>> Start
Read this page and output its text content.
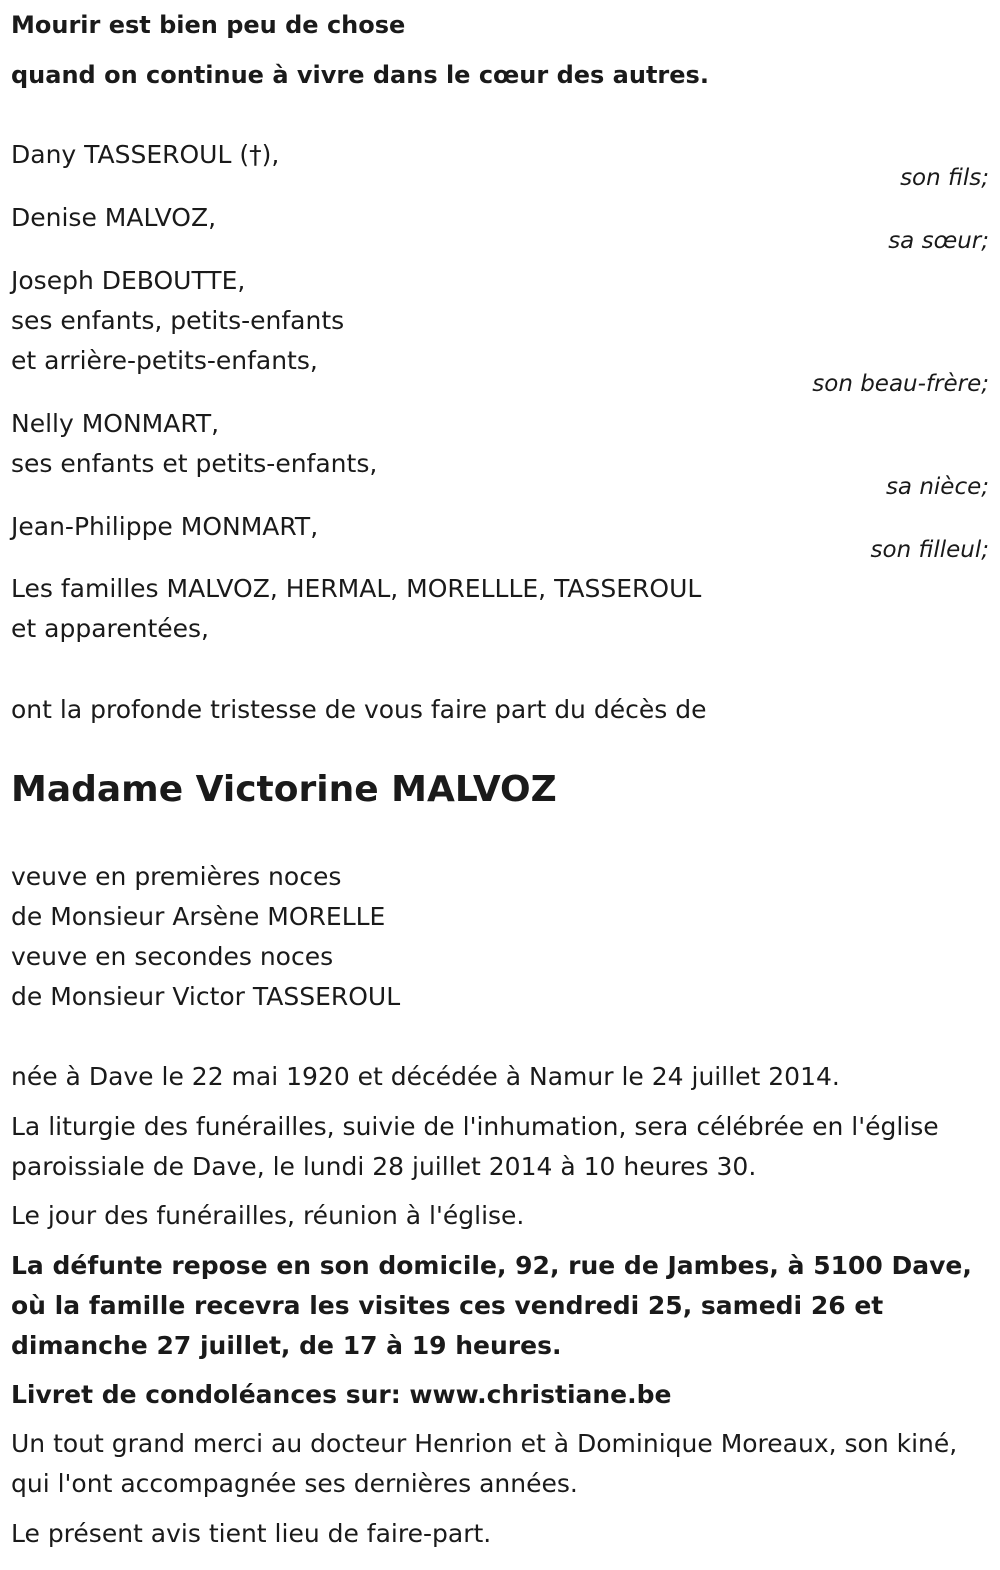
Mourir est bien peu de chose
quand on continue à vivre dans le cœur des autres.
Dany TASSEROUL (†),
son fils;
Denise MALVOZ,
sa sœur;
Joseph DEBOUTTE,
ses enfants, petits-enfants
et arrière-petits-enfants,
son beau-frère;
Nelly MONMART,
ses enfants et petits-enfants,
sa nièce;
Jean-Philippe MONMART,
son filleul;
Les familles MALVOZ, HERMAL, MORELLLE, TASSEROUL
et apparentées,
ont la profonde tristesse de vous faire part du décès de
Madame Victorine MALVOZ
veuve en premières noces
de Monsieur Arsène MORELLE
veuve en secondes noces
de Monsieur Victor TASSEROUL
née à Dave le 22 mai 1920 et décédée à Namur le 24 juillet 2014.
La liturgie des funérailles, suivie de l'inhumation, sera célébrée en l'église paroissiale de Dave, le lundi 28 juillet 2014 à 10 heures 30.
Le jour des funérailles, réunion à l'église.
La défunte repose en son domicile, 92, rue de Jambes, à 5100 Dave, où la famille recevra les visites ces vendredi 25, samedi 26 et dimanche 27 juillet, de 17 à 19 heures.
Livret de condoléances sur: www.christiane.be
Un tout grand merci au docteur Henrion et à Dominique Moreaux, son kiné, qui l'ont accompagnée ses dernières années.
Le présent avis tient lieu de faire-part.
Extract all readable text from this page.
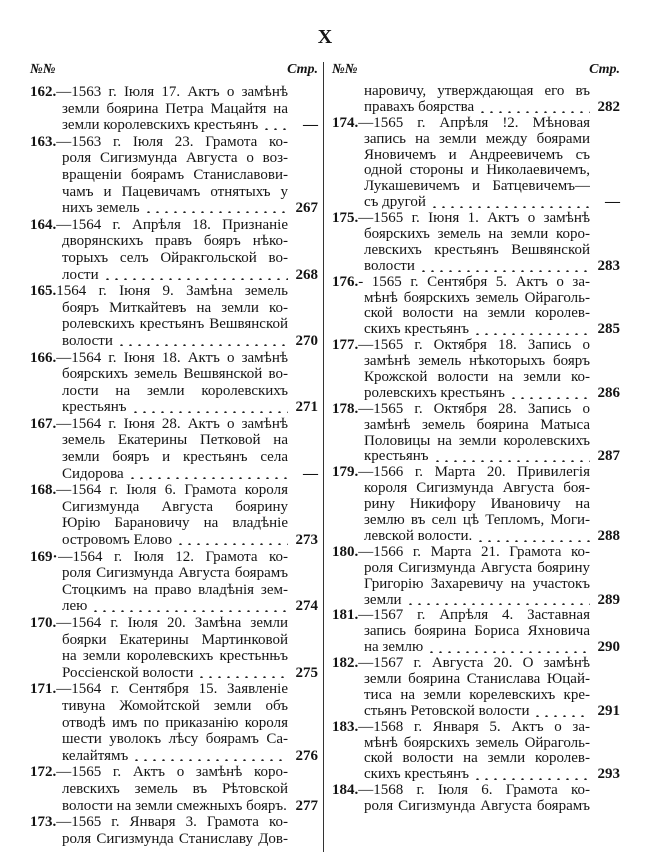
X
№№	Стр.
162. —1563 г. Іюля 17. Актъ о замѣнѣ
земли боярина Петра Мацайтя на
земли королевскихъ крестьянъ	—
163. —1563 г. Іюля 23. Грамота ко-
роля Сигизмунда Августа о воз-
вращеніи боярамъ Станиславови-
чамъ и Пацевичамъ отнятыхъ у
нихъ земель	267
164. —1564 г. Апрѣля 18. Признаніе
дворянскихъ правъ бояръ нѣко-
торыхъ селъ Ойракгольской во-
лости	268
165. 1564 г. Іюня 9. Замѣна земель
бояръ Миткайтевъ на земли ко-
ролевскихъ крестьянъ Вешвянской
волости	270
166. —1564 г. Іюня 18. Актъ о замѣнѣ
боярскихъ земель Вешвянской во-
лости на земли королевскихъ
крестьянъ	271
167. —1564 г. Іюня 28. Актъ о замѣнѣ
земель Екатерины Петковой на
земли бояръ и крестьянъ села
Сидорова	—
168. —1564 г. Іюля 6. Грамота короля
Сигизмунда Августа боярину
Юрію Барановичу на владѣніе
островомъ Елово	273
169· —1564 г. Іюля 12. Грамота ко-
роля Сигизмунда Августа боярамъ
Стоцкимъ на право владѣнія зем-
лею	274
170. —1564 г. Іюля 20. Замѣна земли
боярки Екатерины Мартинковой
на земли королевскихъ крестьнњъ
Россіенской волости	275
171. —1564 г. Сентября 15. Заявленіе
тивуна Жомойтской земли объ
отводѣ имъ по приказанію короля
шести уволокъ лѣсу боярамъ Са-
келайтямъ	276
172. —1565 г. Актъ о замѣнѣ коро-
левскихъ земель въ Рѣтовской
волости на земли смежныхъ бояръ. 277
173. —1565 г. Января 3. Грамота ко-
роля Сигизмунда Станиславу Дов-
№№	Стр.
наровичу, утверждающая его въ
правахъ боярства	282
174. —1565 г. Апрѣля !2. Мѣновая
запись на земли между боярами
Яновичемъ и Андреевичемъ съ
одной стороны и Николаевичемъ,
Лукашевичемъ и Батцевичемъ—
съ другой	—
175. —1565 г. Іюня 1. Актъ о замѣнѣ
боярскихъ земель на земли коро-
левскихъ крестьянъ Вешвянской
волости	283
176. - 1565 г. Сентября 5. Актъ о за-
мѣнѣ боярскихъ земель Ойраголь-
ской волости на земли королев-
скихъ крестьянъ	285
177. —1565 г. Октября 18. Запись о
замѣнѣ земель нѣкоторыхъ бояръ
Крожской волости на земли ко-
ролевскихъ крестьянъ	286
178. —1565 г. Октября 28. Запись о
замѣнѣ земель боярина Матыса
Половицы на земли королевскихъ
крестьянъ	287
179. —1566 г. Марта 20. Привилегія
короля Сигизмунда Августа боя-
рину Никифору Ивановичу на
землю въ селı цѣ Тепломъ, Моги-
левской волости.	288
180. —1566 г. Марта 21. Грамота ко-
роля Сигизмунда Августа боярину
Григорію Захаревичу на участокъ
земли	289
181. —1567 г. Апрѣля 4. Заставная
запись боярина Бориса Яхновича
на землю	290
182. —1567 г. Августа 20. О замѣнѣ
земли боярина Станислава Юцай-
тиса на земли корелевскихъ кре-
стьянъ Ретовской волости	291
183. —1568 г. Января 5. Актъ о за-
мѣнѣ боярскихъ земель Ойраголь-
ской волости на земли королев-
скихъ крестьянъ	293
184. —1568 г. Іюля 6. Грамота ко-
роля Сигизмунда Августа боярамъ
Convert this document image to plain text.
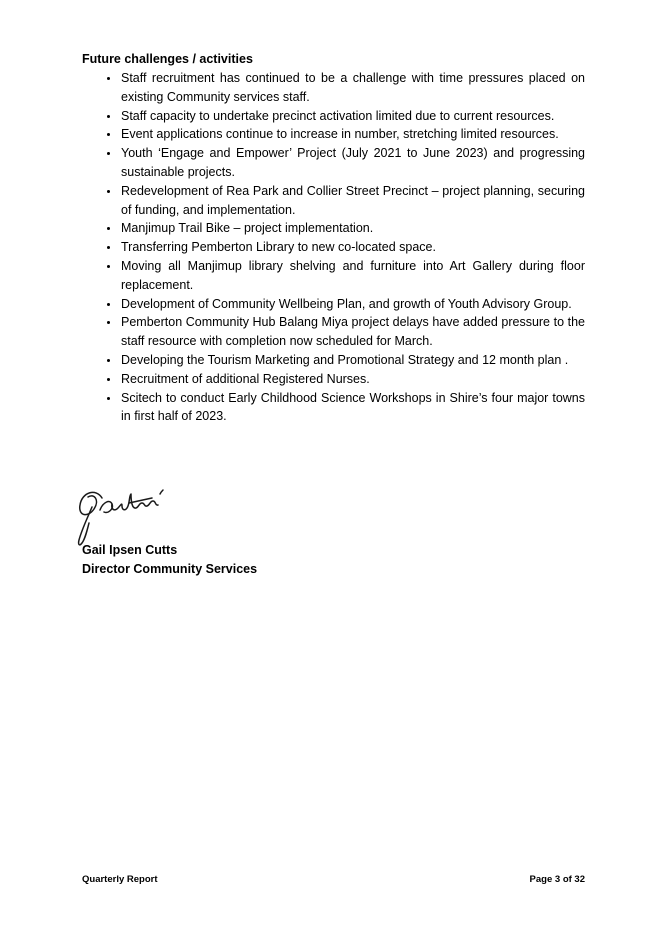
Future challenges / activities

• Staff recruitment has continued to be a challenge with time pressures placed on existing Community services staff.
• Staff capacity to undertake precinct activation limited due to current resources.
• Event applications continue to increase in number, stretching limited resources.
• Youth ‘Engage and Empower’ Project (July 2021 to June 2023) and progressing sustainable projects.
• Redevelopment of Rea Park and Collier Street Precinct – project planning, securing of funding, and implementation.
• Manjimup Trail Bike – project implementation.
• Transferring Pemberton Library to new co-located space.
• Moving all Manjimup library shelving and furniture into Art Gallery during floor replacement.
• Development of Community Wellbeing Plan, and growth of Youth Advisory Group.
• Pemberton Community Hub Balang Miya project delays have added pressure to the staff resource with completion now scheduled for March.
• Developing the Tourism Marketing and Promotional Strategy and 12 month plan .
• Recruitment of additional Registered Nurses.
• Scitech to conduct Early Childhood Science Workshops in Shire’s four major towns in first half of 2023.
Gail Ipsen Cutts
Director Community Services
Quarterly Report	Page 3 of 32
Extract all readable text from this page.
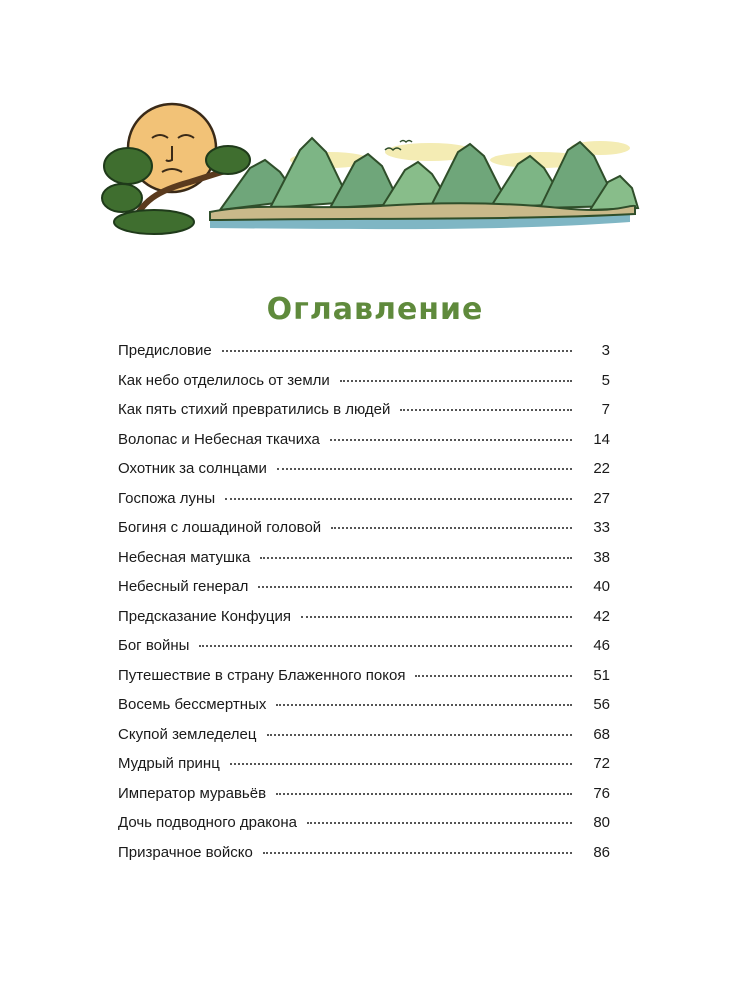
Оглавление
Предисловие	3
Как небо отделилось от земли	5
Как пять стихий превратились в людей	7
Волопас и Небесная ткачиха	14
Охотник за солнцами	22
Госпожа луны	27
Богиня с лошадиной головой	33
Небесная матушка	38
Небесный генерал	40
Предсказание Конфуция	42
Бог войны	46
Путешествие в страну Блаженного покоя	51
Восемь бессмертных	56
Скупой земледелец	68
Мудрый принц	72
Император муравьёв	76
Дочь подводного дракона	80
Призрачное войско	86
>> End
EXERCISE PROMPT:
Examine the records and report how many lines contain the string "Октября". Only the number should be given.

EXERCISE OUTPUT:
2